--- START ---

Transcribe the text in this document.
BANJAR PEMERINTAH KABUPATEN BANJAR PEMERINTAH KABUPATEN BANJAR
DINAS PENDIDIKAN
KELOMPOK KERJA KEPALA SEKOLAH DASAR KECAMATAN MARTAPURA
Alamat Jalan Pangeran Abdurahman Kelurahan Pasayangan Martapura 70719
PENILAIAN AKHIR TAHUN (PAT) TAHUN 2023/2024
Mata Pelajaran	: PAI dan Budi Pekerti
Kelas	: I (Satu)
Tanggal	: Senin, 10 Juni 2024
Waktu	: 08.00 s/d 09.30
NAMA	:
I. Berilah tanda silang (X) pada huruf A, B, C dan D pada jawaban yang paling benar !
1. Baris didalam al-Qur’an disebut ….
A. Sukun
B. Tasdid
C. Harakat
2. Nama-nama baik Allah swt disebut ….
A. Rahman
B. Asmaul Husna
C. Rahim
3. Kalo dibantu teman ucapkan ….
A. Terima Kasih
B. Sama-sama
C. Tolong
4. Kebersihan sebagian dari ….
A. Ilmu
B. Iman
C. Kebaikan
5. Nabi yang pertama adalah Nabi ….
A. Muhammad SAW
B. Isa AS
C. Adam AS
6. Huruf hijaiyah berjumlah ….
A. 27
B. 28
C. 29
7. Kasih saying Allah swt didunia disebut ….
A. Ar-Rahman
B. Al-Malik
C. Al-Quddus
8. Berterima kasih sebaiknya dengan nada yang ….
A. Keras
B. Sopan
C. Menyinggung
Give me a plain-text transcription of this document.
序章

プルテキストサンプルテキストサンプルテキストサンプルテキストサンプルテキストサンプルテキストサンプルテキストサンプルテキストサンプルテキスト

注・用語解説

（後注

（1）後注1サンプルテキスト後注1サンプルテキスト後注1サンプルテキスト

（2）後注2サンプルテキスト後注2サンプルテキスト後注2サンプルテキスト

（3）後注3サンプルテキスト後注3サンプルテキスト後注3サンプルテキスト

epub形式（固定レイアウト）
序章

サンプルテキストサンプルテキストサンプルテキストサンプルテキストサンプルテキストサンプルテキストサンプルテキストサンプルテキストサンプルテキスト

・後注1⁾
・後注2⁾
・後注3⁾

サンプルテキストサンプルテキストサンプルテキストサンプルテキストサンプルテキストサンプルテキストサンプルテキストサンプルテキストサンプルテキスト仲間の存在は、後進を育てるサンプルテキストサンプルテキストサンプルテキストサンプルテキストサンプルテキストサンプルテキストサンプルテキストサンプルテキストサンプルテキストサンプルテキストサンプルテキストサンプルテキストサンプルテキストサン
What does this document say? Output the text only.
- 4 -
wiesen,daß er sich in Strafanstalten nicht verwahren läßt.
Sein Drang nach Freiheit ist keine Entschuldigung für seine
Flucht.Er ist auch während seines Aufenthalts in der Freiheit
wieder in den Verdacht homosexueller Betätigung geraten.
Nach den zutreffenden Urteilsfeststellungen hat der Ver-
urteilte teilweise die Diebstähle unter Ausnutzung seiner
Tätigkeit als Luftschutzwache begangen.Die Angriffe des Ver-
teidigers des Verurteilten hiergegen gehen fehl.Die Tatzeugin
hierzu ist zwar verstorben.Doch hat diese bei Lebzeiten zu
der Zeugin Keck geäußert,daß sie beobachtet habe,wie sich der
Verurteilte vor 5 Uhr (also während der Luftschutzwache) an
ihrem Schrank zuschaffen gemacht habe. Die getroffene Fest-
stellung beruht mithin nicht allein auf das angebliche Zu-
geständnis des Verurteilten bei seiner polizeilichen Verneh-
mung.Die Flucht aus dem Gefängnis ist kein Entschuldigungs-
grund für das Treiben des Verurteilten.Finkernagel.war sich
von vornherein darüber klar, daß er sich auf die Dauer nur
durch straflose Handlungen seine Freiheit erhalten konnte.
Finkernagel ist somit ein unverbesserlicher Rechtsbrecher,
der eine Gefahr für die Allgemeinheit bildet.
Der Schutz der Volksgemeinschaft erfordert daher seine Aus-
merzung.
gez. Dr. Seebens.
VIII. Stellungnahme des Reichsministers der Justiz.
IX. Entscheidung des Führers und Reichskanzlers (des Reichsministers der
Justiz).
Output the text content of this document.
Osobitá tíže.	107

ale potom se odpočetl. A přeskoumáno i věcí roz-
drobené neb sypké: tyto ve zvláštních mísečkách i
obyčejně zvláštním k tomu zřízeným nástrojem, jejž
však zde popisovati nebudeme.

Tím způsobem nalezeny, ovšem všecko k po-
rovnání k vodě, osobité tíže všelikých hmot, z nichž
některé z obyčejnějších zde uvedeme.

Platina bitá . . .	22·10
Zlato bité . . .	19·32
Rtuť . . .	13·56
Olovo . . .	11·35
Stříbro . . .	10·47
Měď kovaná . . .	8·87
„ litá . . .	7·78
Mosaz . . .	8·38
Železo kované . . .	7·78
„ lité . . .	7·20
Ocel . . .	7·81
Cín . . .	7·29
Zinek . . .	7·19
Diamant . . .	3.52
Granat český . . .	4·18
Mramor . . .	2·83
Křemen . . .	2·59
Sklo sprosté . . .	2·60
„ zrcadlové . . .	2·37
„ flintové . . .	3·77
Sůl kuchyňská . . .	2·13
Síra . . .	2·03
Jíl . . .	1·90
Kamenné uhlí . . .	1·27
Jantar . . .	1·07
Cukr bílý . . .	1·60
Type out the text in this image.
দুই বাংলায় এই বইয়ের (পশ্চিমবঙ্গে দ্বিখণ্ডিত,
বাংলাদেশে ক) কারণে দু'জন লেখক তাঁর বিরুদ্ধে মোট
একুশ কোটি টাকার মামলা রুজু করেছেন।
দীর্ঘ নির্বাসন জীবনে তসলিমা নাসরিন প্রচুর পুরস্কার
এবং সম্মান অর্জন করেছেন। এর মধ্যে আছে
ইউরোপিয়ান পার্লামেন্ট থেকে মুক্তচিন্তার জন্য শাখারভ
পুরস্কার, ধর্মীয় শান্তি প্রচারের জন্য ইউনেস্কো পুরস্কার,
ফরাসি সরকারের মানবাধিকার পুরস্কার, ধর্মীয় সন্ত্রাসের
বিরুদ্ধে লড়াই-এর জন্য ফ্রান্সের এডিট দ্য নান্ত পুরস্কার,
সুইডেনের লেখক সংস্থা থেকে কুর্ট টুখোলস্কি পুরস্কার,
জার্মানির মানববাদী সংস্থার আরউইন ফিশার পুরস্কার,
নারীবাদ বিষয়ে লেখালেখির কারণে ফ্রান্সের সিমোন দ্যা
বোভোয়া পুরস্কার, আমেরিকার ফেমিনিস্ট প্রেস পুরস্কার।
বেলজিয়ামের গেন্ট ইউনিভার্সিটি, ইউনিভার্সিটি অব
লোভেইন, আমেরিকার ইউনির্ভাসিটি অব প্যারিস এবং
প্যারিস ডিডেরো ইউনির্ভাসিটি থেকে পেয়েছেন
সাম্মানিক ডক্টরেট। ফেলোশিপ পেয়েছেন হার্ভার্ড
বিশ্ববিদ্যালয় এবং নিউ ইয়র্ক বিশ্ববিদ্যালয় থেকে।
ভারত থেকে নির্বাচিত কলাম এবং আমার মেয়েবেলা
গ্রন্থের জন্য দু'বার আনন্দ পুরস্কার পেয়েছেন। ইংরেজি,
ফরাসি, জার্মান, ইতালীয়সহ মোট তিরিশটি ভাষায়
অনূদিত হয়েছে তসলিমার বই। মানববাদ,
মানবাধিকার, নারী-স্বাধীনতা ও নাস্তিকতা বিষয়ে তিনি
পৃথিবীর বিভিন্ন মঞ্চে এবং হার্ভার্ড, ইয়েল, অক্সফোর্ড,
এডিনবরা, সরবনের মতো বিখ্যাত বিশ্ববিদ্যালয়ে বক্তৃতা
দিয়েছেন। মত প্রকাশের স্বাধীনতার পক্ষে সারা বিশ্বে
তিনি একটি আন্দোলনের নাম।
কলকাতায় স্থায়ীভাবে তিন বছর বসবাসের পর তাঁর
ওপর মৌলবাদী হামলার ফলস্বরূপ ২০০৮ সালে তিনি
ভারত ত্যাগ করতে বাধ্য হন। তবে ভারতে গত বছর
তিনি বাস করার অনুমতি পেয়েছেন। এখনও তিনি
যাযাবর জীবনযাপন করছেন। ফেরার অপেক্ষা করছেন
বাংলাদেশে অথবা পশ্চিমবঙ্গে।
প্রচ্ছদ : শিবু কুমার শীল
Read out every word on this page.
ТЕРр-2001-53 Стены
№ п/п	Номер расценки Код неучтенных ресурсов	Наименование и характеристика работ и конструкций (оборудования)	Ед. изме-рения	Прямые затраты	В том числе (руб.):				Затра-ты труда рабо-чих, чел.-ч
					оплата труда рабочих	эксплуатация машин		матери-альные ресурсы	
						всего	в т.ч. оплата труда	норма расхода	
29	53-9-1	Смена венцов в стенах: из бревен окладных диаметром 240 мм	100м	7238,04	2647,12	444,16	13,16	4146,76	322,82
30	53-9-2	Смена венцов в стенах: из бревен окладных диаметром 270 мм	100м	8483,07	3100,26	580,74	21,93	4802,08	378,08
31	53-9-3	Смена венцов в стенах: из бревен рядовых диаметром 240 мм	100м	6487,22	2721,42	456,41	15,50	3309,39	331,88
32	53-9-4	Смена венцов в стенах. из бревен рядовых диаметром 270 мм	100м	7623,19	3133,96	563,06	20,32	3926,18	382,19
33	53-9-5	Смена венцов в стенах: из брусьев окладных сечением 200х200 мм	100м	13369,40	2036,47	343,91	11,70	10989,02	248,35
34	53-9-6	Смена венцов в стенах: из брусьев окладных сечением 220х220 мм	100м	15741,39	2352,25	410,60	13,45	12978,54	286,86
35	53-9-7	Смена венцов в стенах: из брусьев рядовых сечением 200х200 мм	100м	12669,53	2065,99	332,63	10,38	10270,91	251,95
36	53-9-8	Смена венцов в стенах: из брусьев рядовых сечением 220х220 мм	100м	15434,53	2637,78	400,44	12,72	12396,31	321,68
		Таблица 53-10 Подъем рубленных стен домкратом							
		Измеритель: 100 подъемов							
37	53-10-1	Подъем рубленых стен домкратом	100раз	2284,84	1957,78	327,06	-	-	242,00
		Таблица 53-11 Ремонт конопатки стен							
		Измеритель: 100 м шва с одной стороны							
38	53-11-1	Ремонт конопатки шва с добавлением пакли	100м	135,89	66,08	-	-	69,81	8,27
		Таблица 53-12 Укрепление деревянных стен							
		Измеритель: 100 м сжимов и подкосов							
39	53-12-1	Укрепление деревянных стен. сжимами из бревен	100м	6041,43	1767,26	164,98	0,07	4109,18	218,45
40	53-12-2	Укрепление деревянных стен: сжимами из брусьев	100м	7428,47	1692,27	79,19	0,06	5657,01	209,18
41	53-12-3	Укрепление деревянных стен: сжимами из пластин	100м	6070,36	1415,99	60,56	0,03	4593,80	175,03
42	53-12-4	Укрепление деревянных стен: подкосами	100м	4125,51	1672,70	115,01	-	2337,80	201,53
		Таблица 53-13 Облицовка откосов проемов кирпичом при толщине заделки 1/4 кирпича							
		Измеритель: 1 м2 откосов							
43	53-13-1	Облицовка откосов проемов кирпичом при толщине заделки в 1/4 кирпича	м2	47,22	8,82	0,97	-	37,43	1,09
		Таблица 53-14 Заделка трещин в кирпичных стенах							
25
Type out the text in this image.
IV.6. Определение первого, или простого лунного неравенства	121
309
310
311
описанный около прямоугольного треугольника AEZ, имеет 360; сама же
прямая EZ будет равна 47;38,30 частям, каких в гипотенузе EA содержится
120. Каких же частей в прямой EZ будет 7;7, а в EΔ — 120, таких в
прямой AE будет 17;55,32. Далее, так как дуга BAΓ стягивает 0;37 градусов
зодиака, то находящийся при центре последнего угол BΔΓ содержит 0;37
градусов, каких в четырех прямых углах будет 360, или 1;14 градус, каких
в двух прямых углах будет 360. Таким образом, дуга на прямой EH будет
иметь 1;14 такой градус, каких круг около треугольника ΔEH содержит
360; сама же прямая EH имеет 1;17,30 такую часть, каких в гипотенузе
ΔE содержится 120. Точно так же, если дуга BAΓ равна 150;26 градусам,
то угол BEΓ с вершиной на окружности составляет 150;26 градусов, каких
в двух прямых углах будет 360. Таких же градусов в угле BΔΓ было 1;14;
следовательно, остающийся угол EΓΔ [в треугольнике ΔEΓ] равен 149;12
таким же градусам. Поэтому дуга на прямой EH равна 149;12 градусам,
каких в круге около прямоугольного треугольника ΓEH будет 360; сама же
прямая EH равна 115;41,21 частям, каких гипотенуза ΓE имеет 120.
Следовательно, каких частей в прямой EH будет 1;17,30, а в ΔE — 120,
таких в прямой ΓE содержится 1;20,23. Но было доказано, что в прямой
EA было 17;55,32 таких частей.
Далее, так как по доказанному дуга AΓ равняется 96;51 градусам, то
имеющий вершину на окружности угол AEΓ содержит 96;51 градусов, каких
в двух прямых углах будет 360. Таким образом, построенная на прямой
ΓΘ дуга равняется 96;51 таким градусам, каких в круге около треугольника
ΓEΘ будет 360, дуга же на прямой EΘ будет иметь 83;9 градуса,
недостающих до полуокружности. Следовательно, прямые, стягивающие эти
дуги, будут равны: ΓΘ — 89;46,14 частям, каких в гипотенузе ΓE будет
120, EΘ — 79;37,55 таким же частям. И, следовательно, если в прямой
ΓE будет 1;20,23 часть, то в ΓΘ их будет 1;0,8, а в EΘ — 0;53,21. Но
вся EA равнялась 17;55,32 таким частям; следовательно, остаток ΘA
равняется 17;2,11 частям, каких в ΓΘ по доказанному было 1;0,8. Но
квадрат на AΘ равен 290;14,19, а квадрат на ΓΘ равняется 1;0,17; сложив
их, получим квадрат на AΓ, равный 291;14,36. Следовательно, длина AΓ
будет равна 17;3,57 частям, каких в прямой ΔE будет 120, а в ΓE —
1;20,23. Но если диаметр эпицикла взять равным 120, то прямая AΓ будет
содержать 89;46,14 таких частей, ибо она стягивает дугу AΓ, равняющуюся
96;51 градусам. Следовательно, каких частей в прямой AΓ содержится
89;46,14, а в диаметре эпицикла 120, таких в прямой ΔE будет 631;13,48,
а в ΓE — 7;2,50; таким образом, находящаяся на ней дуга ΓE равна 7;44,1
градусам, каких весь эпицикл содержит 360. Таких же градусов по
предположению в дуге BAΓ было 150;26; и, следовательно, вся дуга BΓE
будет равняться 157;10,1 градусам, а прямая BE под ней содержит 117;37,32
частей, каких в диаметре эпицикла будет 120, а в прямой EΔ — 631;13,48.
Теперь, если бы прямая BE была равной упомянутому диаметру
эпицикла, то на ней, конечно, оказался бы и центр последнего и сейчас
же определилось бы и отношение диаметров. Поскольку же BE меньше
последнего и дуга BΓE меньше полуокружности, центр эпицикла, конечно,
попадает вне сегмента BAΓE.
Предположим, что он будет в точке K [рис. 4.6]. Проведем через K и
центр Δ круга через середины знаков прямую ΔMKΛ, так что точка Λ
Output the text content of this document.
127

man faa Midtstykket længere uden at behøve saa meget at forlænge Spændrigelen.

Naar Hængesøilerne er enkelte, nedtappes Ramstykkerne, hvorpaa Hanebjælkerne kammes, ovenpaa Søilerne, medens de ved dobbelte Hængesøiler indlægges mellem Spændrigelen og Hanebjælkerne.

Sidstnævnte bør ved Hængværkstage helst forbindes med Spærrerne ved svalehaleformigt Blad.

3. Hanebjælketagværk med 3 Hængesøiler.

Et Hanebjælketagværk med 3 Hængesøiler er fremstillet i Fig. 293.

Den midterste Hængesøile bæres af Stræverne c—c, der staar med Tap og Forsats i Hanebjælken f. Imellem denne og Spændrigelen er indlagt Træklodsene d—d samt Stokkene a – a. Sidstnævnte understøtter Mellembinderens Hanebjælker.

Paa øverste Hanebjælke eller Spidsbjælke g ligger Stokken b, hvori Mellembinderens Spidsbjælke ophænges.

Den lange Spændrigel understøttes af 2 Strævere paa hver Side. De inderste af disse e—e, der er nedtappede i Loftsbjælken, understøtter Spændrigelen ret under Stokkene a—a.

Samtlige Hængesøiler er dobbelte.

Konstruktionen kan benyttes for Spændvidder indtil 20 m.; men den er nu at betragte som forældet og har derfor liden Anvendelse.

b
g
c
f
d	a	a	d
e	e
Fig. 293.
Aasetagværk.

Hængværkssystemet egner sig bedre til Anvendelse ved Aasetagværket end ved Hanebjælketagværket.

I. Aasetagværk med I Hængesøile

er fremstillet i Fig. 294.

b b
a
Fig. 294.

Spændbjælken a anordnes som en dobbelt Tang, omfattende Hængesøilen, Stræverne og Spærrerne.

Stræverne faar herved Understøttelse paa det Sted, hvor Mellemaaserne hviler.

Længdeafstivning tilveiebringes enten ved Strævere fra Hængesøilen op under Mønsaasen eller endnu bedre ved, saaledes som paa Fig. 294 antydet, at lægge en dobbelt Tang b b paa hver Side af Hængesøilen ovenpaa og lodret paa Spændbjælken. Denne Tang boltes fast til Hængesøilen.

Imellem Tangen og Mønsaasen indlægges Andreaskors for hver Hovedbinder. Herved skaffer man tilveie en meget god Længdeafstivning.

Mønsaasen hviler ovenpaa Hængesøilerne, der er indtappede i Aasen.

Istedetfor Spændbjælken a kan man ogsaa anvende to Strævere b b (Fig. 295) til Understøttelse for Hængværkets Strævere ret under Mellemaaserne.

--- END ---

Copy all lines from the data that hold the word "seiner".

urteilte teilweise die Diebstähle unter Ausnutzung seiner
geständnis des Verurteilten bei seiner polizeilichen Verneh-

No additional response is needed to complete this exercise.